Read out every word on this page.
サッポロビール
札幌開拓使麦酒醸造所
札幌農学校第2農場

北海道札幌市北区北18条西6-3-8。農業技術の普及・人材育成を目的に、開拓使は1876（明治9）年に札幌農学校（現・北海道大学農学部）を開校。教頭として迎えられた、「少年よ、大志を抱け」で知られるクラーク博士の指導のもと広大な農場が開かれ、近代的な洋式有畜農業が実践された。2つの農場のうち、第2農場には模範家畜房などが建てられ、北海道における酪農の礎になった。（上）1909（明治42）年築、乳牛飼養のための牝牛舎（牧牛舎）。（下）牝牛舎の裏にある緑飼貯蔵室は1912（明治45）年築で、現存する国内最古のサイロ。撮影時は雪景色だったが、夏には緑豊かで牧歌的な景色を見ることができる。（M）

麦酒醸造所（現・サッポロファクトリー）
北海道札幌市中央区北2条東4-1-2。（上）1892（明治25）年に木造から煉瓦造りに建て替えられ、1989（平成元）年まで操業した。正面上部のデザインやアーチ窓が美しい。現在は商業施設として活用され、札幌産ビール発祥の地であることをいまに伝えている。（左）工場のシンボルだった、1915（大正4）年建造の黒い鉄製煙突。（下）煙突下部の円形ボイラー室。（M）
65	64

=== INSTRUCTIONS FOR THE TASK ===
Return the whole listing exactly.

=== EXERCISE RESULT ===
Read out every word on this page.
サッポロビール
札幌開拓使麦酒醸造所
札幌農学校第2農場

北海道札幌市北区北18条西6-3-8。農業技術の普及・人材育成を目的に、開拓使は1876（明治9）年に札幌農学校（現・北海道大学農学部）を開校。教頭として迎えられた、「少年よ、大志を抱け」で知られるクラーク博士の指導のもと広大な農場が開かれ、近代的な洋式有畜農業が実践された。2つの農場のうち、第2農場には模範家畜房などが建てられ、北海道における酪農の礎になった。（上）1909（明治42）年築、乳牛飼養のための牝牛舎（牧牛舎）。（下）牝牛舎の裏にある緑飼貯蔵室は1912（明治45）年築で、現存する国内最古のサイロ。撮影時は雪景色だったが、夏には緑豊かで牧歌的な景色を見ることができる。（M）

麦酒醸造所（現・サッポロファクトリー）
北海道札幌市中央区北2条東4-1-2。（上）1892（明治25）年に木造から煉瓦造りに建て替えられ、1989（平成元）年まで操業した。正面上部のデザインやアーチ窓が美しい。現在は商業施設として活用され、札幌産ビール発祥の地であることをいまに伝えている。（左）工場のシンボルだった、1915（大正4）年建造の黒い鉄製煙突。（下）煙突下部の円形ボイラー室。（M）
65	64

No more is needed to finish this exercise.